Your goal:
From the entries below, list each line with "experience".

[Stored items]
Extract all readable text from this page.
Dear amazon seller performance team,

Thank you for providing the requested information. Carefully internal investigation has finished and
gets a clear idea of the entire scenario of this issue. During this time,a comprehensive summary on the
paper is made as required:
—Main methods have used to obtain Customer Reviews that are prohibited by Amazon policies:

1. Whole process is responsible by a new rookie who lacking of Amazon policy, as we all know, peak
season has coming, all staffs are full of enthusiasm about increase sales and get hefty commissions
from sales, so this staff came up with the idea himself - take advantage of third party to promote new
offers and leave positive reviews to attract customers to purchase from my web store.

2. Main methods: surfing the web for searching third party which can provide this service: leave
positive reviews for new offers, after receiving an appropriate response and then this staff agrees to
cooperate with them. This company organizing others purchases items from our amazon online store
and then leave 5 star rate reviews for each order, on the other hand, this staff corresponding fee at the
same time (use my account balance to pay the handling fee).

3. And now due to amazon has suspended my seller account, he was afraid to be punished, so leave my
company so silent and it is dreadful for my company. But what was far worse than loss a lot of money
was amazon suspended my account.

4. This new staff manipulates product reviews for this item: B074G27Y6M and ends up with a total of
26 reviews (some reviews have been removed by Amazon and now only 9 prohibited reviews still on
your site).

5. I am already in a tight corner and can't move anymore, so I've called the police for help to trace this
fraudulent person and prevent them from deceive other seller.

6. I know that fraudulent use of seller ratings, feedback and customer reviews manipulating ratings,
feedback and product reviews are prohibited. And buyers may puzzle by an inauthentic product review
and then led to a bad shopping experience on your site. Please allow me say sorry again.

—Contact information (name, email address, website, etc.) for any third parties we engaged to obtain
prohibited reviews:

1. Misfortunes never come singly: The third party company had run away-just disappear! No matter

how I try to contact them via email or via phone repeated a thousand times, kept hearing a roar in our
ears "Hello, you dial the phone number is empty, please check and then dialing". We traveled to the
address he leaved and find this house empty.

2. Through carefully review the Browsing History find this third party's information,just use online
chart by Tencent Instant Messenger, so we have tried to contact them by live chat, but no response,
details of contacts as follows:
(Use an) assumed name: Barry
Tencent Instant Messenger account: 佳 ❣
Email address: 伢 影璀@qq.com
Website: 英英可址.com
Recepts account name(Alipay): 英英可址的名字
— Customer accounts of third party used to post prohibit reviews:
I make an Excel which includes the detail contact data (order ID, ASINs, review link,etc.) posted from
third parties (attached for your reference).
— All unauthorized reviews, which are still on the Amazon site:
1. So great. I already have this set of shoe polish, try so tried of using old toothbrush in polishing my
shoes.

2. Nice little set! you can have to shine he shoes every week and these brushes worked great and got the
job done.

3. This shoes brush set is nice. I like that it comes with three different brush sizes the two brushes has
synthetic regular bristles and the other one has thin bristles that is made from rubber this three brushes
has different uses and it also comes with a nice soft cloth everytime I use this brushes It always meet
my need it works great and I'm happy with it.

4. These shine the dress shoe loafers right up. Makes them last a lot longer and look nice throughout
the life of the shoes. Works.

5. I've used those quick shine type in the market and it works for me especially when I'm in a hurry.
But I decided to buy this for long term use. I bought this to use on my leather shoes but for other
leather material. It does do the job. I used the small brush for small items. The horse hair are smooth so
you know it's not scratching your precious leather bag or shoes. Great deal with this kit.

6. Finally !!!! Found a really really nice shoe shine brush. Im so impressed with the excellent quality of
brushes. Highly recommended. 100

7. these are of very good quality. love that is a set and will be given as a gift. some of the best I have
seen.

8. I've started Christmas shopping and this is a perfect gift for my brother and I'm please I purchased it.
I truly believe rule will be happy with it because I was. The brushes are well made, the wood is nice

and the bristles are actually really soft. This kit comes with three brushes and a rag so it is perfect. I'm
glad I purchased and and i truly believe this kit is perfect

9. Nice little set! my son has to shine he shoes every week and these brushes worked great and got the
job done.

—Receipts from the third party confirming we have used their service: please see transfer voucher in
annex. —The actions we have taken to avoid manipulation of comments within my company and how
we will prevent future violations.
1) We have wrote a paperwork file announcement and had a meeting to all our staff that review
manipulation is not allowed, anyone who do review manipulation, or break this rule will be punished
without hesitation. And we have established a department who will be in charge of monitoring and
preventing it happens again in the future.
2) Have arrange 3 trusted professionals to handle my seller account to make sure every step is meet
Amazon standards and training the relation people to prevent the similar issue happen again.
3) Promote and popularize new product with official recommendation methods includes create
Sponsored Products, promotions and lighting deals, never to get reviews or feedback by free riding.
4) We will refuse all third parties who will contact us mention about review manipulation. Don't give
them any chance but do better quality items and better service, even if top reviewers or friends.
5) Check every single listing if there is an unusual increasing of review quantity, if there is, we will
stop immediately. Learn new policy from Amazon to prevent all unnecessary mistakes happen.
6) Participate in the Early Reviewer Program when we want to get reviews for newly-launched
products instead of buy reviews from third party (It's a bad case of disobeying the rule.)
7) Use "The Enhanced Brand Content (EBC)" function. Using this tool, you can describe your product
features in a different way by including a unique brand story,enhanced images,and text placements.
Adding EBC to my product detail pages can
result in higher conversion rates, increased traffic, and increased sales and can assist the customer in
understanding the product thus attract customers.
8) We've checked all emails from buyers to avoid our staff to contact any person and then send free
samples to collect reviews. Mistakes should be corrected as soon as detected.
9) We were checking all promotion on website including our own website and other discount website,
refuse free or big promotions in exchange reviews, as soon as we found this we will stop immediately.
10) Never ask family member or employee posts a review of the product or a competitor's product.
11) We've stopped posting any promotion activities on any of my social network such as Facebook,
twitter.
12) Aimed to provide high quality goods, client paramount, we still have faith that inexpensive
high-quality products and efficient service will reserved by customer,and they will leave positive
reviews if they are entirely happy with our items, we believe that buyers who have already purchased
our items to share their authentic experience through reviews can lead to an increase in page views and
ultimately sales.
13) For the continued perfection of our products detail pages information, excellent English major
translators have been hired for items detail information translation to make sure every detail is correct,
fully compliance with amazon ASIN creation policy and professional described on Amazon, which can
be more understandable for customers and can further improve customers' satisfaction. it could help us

Written solution:
and then led to a bad shopping experience on your site. Please allow me say sorry again.
our items to share their authentic experience through reviews can lead to an increase in page views and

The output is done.